» **To be done**: Restate the records in their entirety, word for word.

"""

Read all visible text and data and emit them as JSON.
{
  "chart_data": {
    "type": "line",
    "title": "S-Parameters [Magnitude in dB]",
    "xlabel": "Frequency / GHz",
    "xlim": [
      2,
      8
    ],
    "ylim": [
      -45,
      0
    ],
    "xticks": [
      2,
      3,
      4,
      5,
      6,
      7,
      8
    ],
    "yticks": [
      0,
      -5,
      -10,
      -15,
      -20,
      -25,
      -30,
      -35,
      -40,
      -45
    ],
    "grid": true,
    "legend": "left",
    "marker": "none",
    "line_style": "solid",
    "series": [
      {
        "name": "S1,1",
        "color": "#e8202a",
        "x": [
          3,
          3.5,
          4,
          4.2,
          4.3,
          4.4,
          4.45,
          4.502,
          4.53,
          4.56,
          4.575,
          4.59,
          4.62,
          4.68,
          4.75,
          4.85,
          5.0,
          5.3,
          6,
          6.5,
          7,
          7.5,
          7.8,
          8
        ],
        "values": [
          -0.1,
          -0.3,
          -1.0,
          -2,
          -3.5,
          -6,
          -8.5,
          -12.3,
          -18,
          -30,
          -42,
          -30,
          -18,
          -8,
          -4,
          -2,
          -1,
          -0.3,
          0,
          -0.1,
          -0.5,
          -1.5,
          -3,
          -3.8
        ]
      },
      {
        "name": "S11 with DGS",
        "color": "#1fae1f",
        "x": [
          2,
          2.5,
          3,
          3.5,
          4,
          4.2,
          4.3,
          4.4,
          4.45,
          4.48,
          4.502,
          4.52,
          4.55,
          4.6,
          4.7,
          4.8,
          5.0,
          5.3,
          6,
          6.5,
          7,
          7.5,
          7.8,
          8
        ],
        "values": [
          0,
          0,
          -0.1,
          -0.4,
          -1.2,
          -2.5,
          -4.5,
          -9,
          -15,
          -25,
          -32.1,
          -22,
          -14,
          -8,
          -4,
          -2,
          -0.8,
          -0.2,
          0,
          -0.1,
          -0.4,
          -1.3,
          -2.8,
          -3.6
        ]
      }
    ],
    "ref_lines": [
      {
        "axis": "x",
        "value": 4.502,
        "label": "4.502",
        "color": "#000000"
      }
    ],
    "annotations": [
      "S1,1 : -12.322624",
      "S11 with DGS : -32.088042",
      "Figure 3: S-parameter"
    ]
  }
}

"""

» **Full solution**:
Read all visible text and data and emit them as JSON.
{
  "chart_data": {
    "type": "line",
    "title": "S-Parameters [Magnitude in dB]",
    "xlabel": "Frequency / GHz",
    "xlim": [
      2,
      8
    ],
    "ylim": [
      -45,
      0
    ],
    "xticks": [
      2,
      3,
      4,
      5,
      6,
      7,
      8
    ],
    "yticks": [
      0,
      -5,
      -10,
      -15,
      -20,
      -25,
      -30,
      -35,
      -40,
      -45
    ],
    "grid": true,
    "legend": "left",
    "marker": "none",
    "line_style": "solid",
    "series": [
      {
        "name": "S1,1",
        "color": "#e8202a",
        "x": [
          3,
          3.5,
          4,
          4.2,
          4.3,
          4.4,
          4.45,
          4.502,
          4.53,
          4.56,
          4.575,
          4.59,
          4.62,
          4.68,
          4.75,
          4.85,
          5.0,
          5.3,
          6,
          6.5,
          7,
          7.5,
          7.8,
          8
        ],
        "values": [
          -0.1,
          -0.3,
          -1.0,
          -2,
          -3.5,
          -6,
          -8.5,
          -12.3,
          -18,
          -30,
          -42,
          -30,
          -18,
          -8,
          -4,
          -2,
          -1,
          -0.3,
          0,
          -0.1,
          -0.5,
          -1.5,
          -3,
          -3.8
        ]
      },
      {
        "name": "S11 with DGS",
        "color": "#1fae1f",
        "x": [
          2,
          2.5,
          3,
          3.5,
          4,
          4.2,
          4.3,
          4.4,
          4.45,
          4.48,
          4.502,
          4.52,
          4.55,
          4.6,
          4.7,
          4.8,
          5.0,
          5.3,
          6,
          6.5,
          7,
          7.5,
          7.8,
          8
        ],
        "values": [
          0,
          0,
          -0.1,
          -0.4,
          -1.2,
          -2.5,
          -4.5,
          -9,
          -15,
          -25,
          -32.1,
          -22,
          -14,
          -8,
          -4,
          -2,
          -0.8,
          -0.2,
          0,
          -0.1,
          -0.4,
          -1.3,
          -2.8,
          -3.6
        ]
      }
    ],
    "ref_lines": [
      {
        "axis": "x",
        "value": 4.502,
        "label": "4.502",
        "color": "#000000"
      }
    ],
    "annotations": [
      "S1,1 : -12.322624",
      "S11 with DGS : -32.088042",
      "Figure 3: S-parameter"
    ]
  }
}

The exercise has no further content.